Rows from a figure dataset
════
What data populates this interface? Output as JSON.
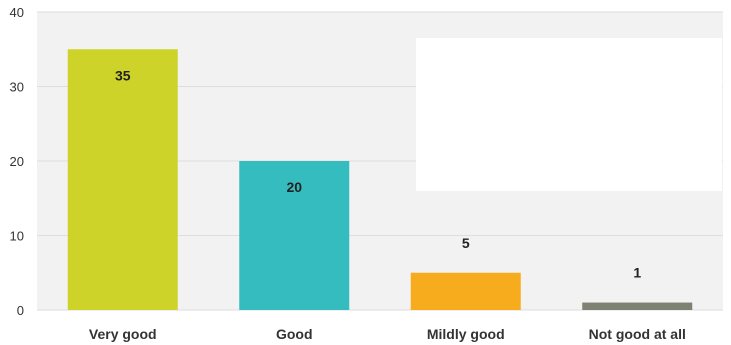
{
  "chart_data": {
    "type": "bar",
    "categories": [
      "Very good",
      "Good",
      "Mildly good",
      "Not good at all"
    ],
    "values": [
      35,
      20,
      5,
      1
    ],
    "value_labels": [
      "35",
      "20",
      "5",
      "1"
    ],
    "ylim": [
      0,
      40
    ],
    "yticks": [
      0,
      10,
      20,
      30,
      40
    ],
    "ytick_labels": [
      "0",
      "10",
      "20",
      "30",
      "40"
    ],
    "grid": true,
    "bar_colors": [
      "#cdd328",
      "#35bcbf",
      "#f7ac1e",
      "#7d8273"
    ],
    "plot_background": "#f2f2f2"
  }
}
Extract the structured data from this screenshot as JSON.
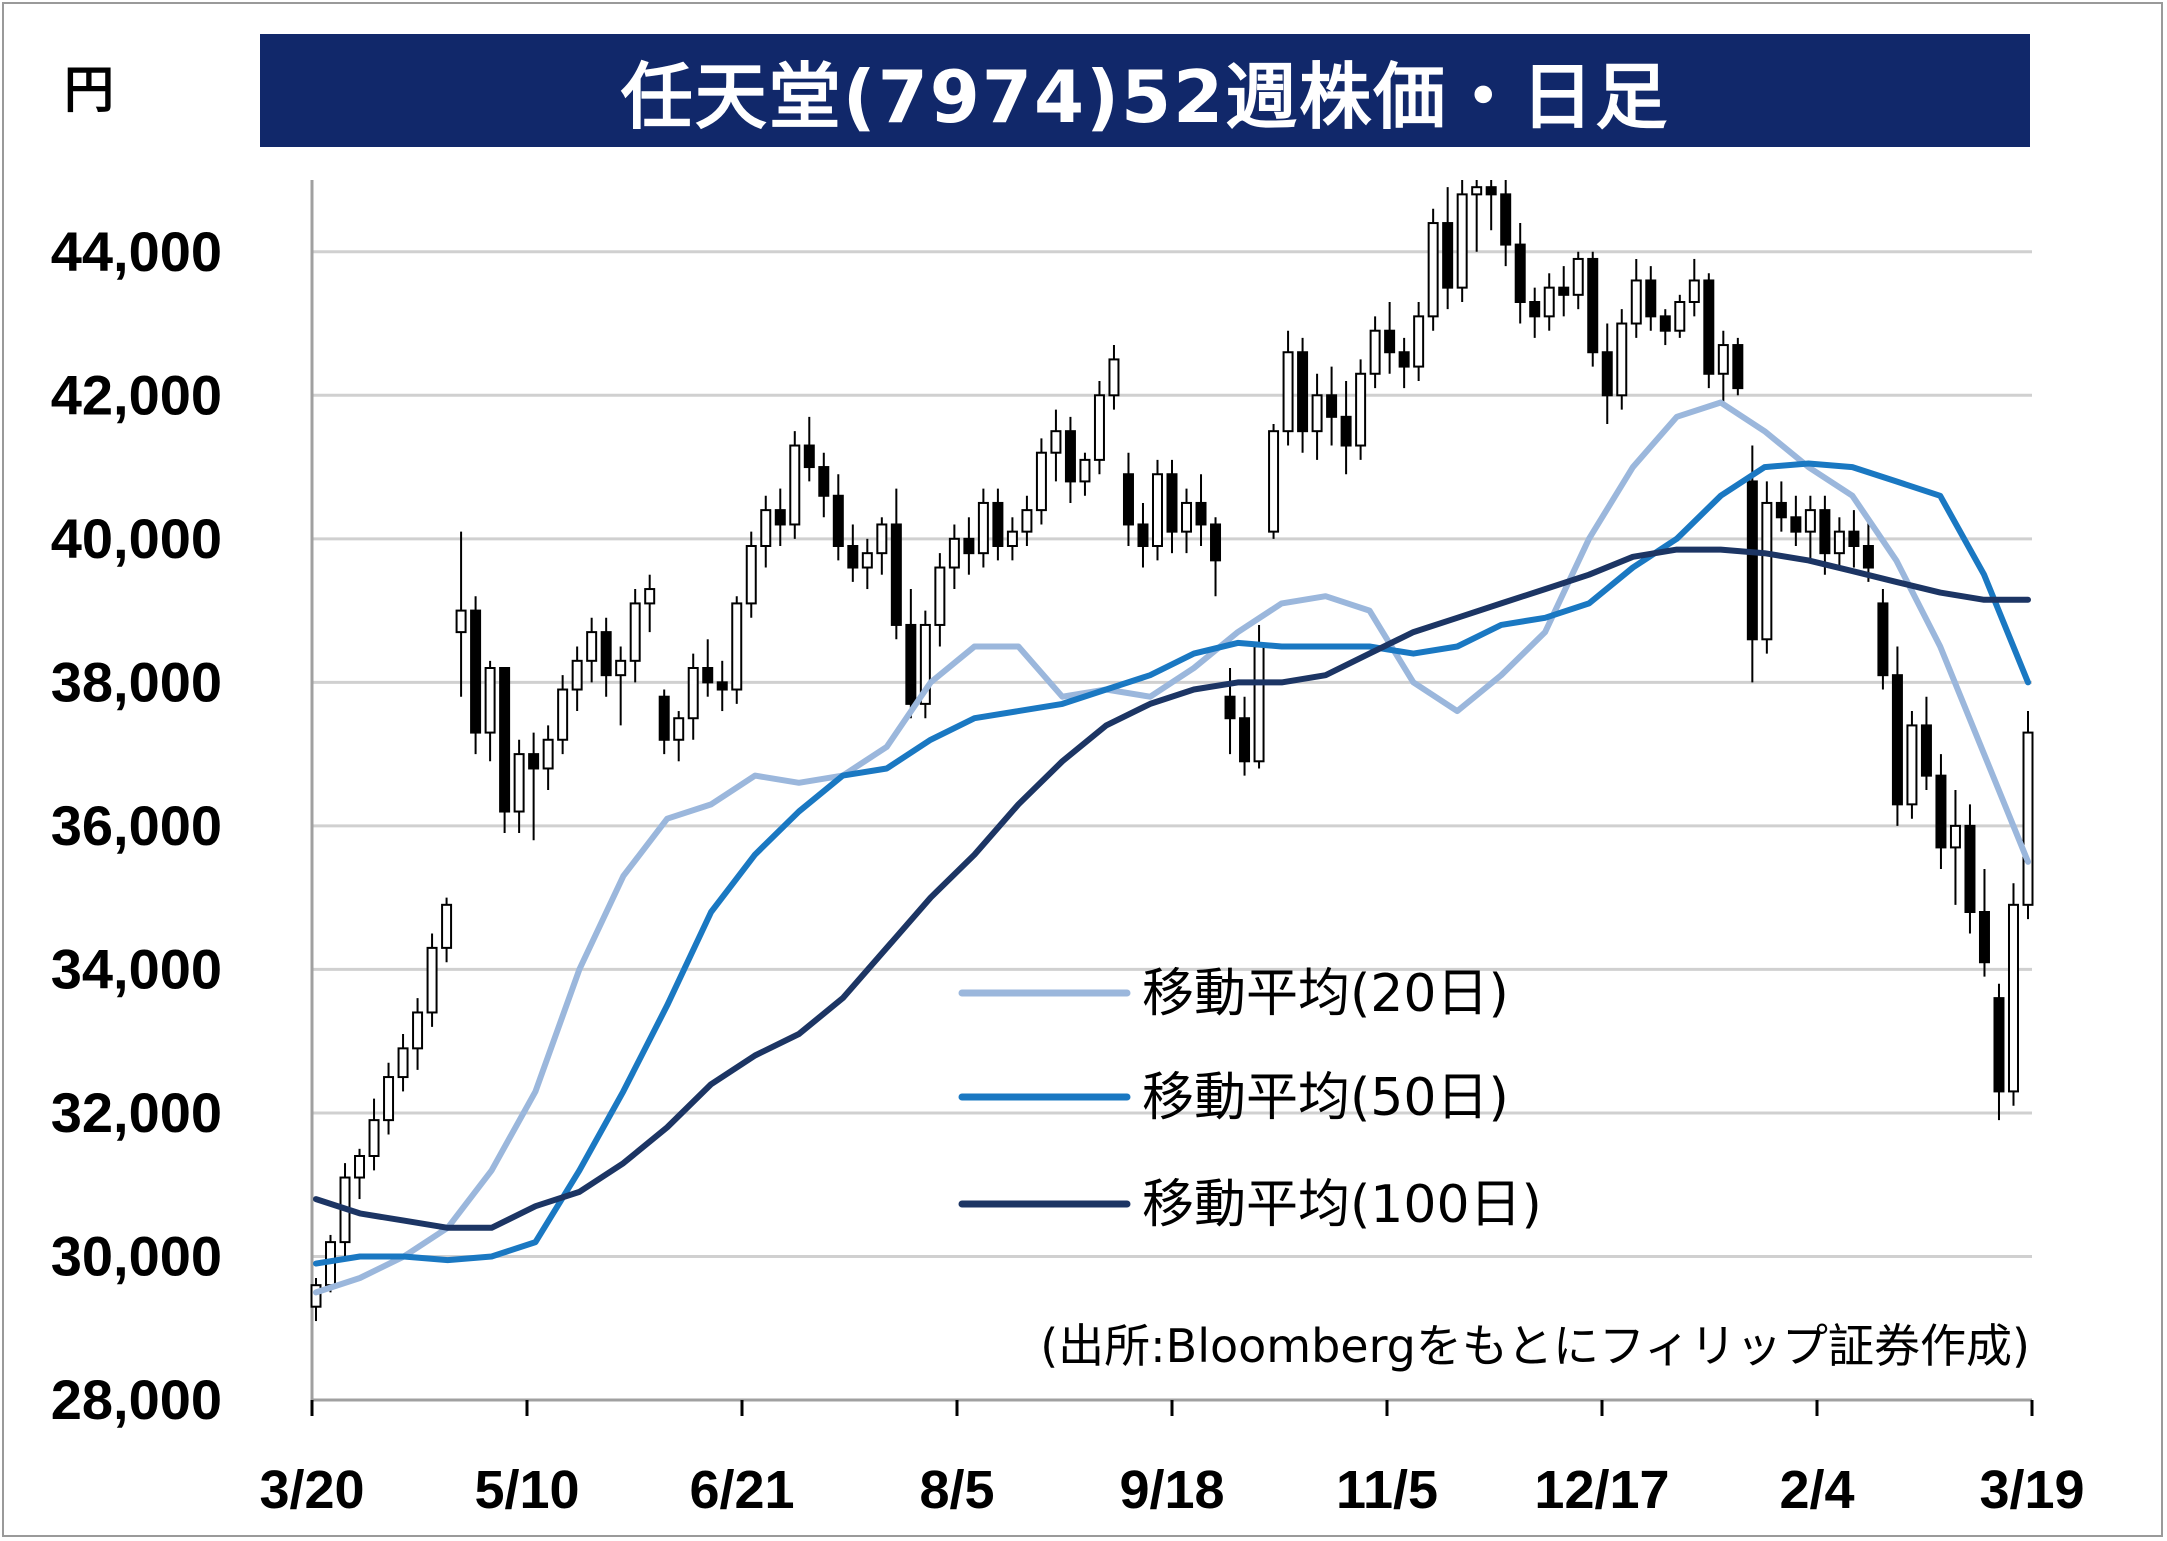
{
  "chart_data": {
    "type": "candlestick",
    "title": "任天堂(7974)52週株価・日足",
    "unit": "円",
    "source": "(出所:Bloombergをもとにフィリップ証券作成)",
    "ylim": [
      28000,
      45000
    ],
    "yticks": [
      "28,000",
      "30,000",
      "32,000",
      "34,000",
      "36,000",
      "38,000",
      "40,000",
      "42,000",
      "44,000"
    ],
    "ytick_values": [
      28000,
      30000,
      32000,
      34000,
      36000,
      38000,
      40000,
      42000,
      44000
    ],
    "xticks": [
      "3/20",
      "5/10",
      "6/21",
      "8/5",
      "9/18",
      "11/5",
      "12/17",
      "2/4",
      "3/19"
    ],
    "grid": true,
    "legend_position": "center-right",
    "series": [
      {
        "name": "移動平均(20日)",
        "color": "#9bb7dc",
        "values": [
          29500,
          29700,
          30000,
          30400,
          31200,
          32300,
          34000,
          35300,
          36100,
          36300,
          36700,
          36600,
          36700,
          37100,
          38000,
          38500,
          38500,
          37800,
          37900,
          37800,
          38200,
          38700,
          39100,
          39200,
          39000,
          38000,
          37600,
          38100,
          38700,
          40000,
          41000,
          41700,
          41900,
          41500,
          41000,
          40600,
          39700,
          38500,
          37000,
          35500
        ]
      },
      {
        "name": "移動平均(50日)",
        "color": "#1a78c2",
        "values": [
          29900,
          30000,
          30000,
          29950,
          30000,
          30200,
          31200,
          32300,
          33500,
          34800,
          35600,
          36200,
          36700,
          36800,
          37200,
          37500,
          37600,
          37700,
          37900,
          38100,
          38400,
          38550,
          38500,
          38500,
          38500,
          38400,
          38500,
          38800,
          38900,
          39100,
          39600,
          40000,
          40600,
          41000,
          41050,
          41000,
          40800,
          40600,
          39500,
          38000
        ]
      },
      {
        "name": "移動平均(100日)",
        "color": "#1c3564",
        "values": [
          30800,
          30600,
          30500,
          30400,
          30400,
          30700,
          30900,
          31300,
          31800,
          32400,
          32800,
          33100,
          33600,
          34300,
          35000,
          35600,
          36300,
          36900,
          37400,
          37700,
          37900,
          38000,
          38000,
          38100,
          38400,
          38700,
          38900,
          39100,
          39300,
          39500,
          39750,
          39850,
          39850,
          39800,
          39700,
          39550,
          39400,
          39250,
          39150,
          39150
        ]
      }
    ],
    "candles_ohlc": [
      [
        29300,
        29700,
        29100,
        29600
      ],
      [
        29600,
        30300,
        29500,
        30200
      ],
      [
        30200,
        31300,
        30000,
        31100
      ],
      [
        31100,
        31500,
        30800,
        31400
      ],
      [
        31400,
        32200,
        31200,
        31900
      ],
      [
        31900,
        32700,
        31700,
        32500
      ],
      [
        32500,
        33100,
        32300,
        32900
      ],
      [
        32900,
        33600,
        32600,
        33400
      ],
      [
        33400,
        34500,
        33200,
        34300
      ],
      [
        34300,
        35000,
        34100,
        34900
      ],
      [
        38700,
        40100,
        37800,
        39000
      ],
      [
        39000,
        39200,
        37000,
        37300
      ],
      [
        37300,
        38300,
        36900,
        38200
      ],
      [
        38200,
        38200,
        35900,
        36200
      ],
      [
        36200,
        37200,
        35900,
        37000
      ],
      [
        37000,
        37300,
        35800,
        36800
      ],
      [
        36800,
        37400,
        36500,
        37200
      ],
      [
        37200,
        38100,
        37000,
        37900
      ],
      [
        37900,
        38500,
        37600,
        38300
      ],
      [
        38300,
        38900,
        38000,
        38700
      ],
      [
        38700,
        38900,
        37800,
        38100
      ],
      [
        38100,
        38500,
        37400,
        38300
      ],
      [
        38300,
        39300,
        38000,
        39100
      ],
      [
        39100,
        39500,
        38700,
        39300
      ],
      [
        37800,
        37900,
        37000,
        37200
      ],
      [
        37200,
        37600,
        36900,
        37500
      ],
      [
        37500,
        38400,
        37200,
        38200
      ],
      [
        38200,
        38600,
        37800,
        38000
      ],
      [
        38000,
        38300,
        37600,
        37900
      ],
      [
        37900,
        39200,
        37700,
        39100
      ],
      [
        39100,
        40100,
        38900,
        39900
      ],
      [
        39900,
        40600,
        39600,
        40400
      ],
      [
        40400,
        40700,
        39900,
        40200
      ],
      [
        40200,
        41500,
        40000,
        41300
      ],
      [
        41300,
        41700,
        40800,
        41000
      ],
      [
        41000,
        41200,
        40300,
        40600
      ],
      [
        40600,
        40900,
        39700,
        39900
      ],
      [
        39900,
        40200,
        39400,
        39600
      ],
      [
        39600,
        40000,
        39300,
        39800
      ],
      [
        39800,
        40300,
        39500,
        40200
      ],
      [
        40200,
        40700,
        38600,
        38800
      ],
      [
        38800,
        39300,
        37500,
        37700
      ],
      [
        37700,
        39000,
        37500,
        38800
      ],
      [
        38800,
        39800,
        38500,
        39600
      ],
      [
        39600,
        40200,
        39300,
        40000
      ],
      [
        40000,
        40300,
        39500,
        39800
      ],
      [
        39800,
        40700,
        39600,
        40500
      ],
      [
        40500,
        40700,
        39700,
        39900
      ],
      [
        39900,
        40300,
        39700,
        40100
      ],
      [
        40100,
        40600,
        39900,
        40400
      ],
      [
        40400,
        41400,
        40200,
        41200
      ],
      [
        41200,
        41800,
        40800,
        41500
      ],
      [
        41500,
        41700,
        40500,
        40800
      ],
      [
        40800,
        41200,
        40600,
        41100
      ],
      [
        41100,
        42200,
        40900,
        42000
      ],
      [
        42000,
        42700,
        41800,
        42500
      ],
      [
        40900,
        41200,
        39900,
        40200
      ],
      [
        40200,
        40500,
        39600,
        39900
      ],
      [
        39900,
        41100,
        39700,
        40900
      ],
      [
        40900,
        41100,
        39800,
        40100
      ],
      [
        40100,
        40700,
        39800,
        40500
      ],
      [
        40500,
        40900,
        39900,
        40200
      ],
      [
        40200,
        40300,
        39200,
        39700
      ],
      [
        37800,
        38200,
        37000,
        37500
      ],
      [
        37500,
        37800,
        36700,
        36900
      ],
      [
        36900,
        38800,
        36800,
        38500
      ],
      [
        40100,
        41600,
        40000,
        41500
      ],
      [
        41500,
        42900,
        41300,
        42600
      ],
      [
        42600,
        42800,
        41200,
        41500
      ],
      [
        41500,
        42300,
        41100,
        42000
      ],
      [
        42000,
        42400,
        41300,
        41700
      ],
      [
        41700,
        42200,
        40900,
        41300
      ],
      [
        41300,
        42500,
        41100,
        42300
      ],
      [
        42300,
        43100,
        42100,
        42900
      ],
      [
        42900,
        43300,
        42300,
        42600
      ],
      [
        42600,
        42800,
        42100,
        42400
      ],
      [
        42400,
        43300,
        42200,
        43100
      ],
      [
        43100,
        44600,
        42900,
        44400
      ],
      [
        44400,
        44900,
        43200,
        43500
      ],
      [
        43500,
        45000,
        43300,
        44800
      ],
      [
        44800,
        45000,
        44000,
        44900
      ],
      [
        44900,
        45000,
        44300,
        44800
      ],
      [
        44800,
        45000,
        43800,
        44100
      ],
      [
        44100,
        44400,
        43000,
        43300
      ],
      [
        43300,
        43500,
        42800,
        43100
      ],
      [
        43100,
        43700,
        42900,
        43500
      ],
      [
        43500,
        43800,
        43100,
        43400
      ],
      [
        43400,
        44000,
        43200,
        43900
      ],
      [
        43900,
        44000,
        42400,
        42600
      ],
      [
        42600,
        43000,
        41600,
        42000
      ],
      [
        42000,
        43200,
        41800,
        43000
      ],
      [
        43000,
        43900,
        42800,
        43600
      ],
      [
        43600,
        43800,
        42900,
        43100
      ],
      [
        43100,
        43200,
        42700,
        42900
      ],
      [
        42900,
        43400,
        42800,
        43300
      ],
      [
        43300,
        43900,
        43100,
        43600
      ],
      [
        43600,
        43700,
        42100,
        42300
      ],
      [
        42300,
        42900,
        41900,
        42700
      ],
      [
        42700,
        42800,
        42000,
        42100
      ],
      [
        40800,
        41300,
        38000,
        38600
      ],
      [
        38600,
        40800,
        38400,
        40500
      ],
      [
        40500,
        40800,
        40100,
        40300
      ],
      [
        40300,
        40600,
        39900,
        40100
      ],
      [
        40100,
        40600,
        39700,
        40400
      ],
      [
        40400,
        40600,
        39500,
        39800
      ],
      [
        39800,
        40300,
        39600,
        40100
      ],
      [
        40100,
        40400,
        39600,
        39900
      ],
      [
        39900,
        40300,
        39400,
        39600
      ],
      [
        39100,
        39300,
        37900,
        38100
      ],
      [
        38100,
        38500,
        36000,
        36300
      ],
      [
        36300,
        37600,
        36100,
        37400
      ],
      [
        37400,
        37800,
        36500,
        36700
      ],
      [
        36700,
        37000,
        35400,
        35700
      ],
      [
        35700,
        36500,
        34900,
        36000
      ],
      [
        36000,
        36300,
        34500,
        34800
      ],
      [
        34800,
        35400,
        33900,
        34100
      ],
      [
        33600,
        33800,
        31900,
        32300
      ],
      [
        32300,
        35200,
        32100,
        34900
      ],
      [
        34900,
        37600,
        34700,
        37300
      ]
    ]
  },
  "legend_items": [
    "移動平均(20日)",
    "移動平均(50日)",
    "移動平均(100日)"
  ]
}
════
* TASK DESCRIPTION *
Isolate the lines that hold the word "移動平均" and copy all of them.

* WORKED ANSWER *
        "name": "移動平均(20日)",
        "name": "移動平均(50日)",
        "name": "移動平均(100日)",
    "移動平均(20日)",
    "移動平均(50日)",
    "移動平均(100日)"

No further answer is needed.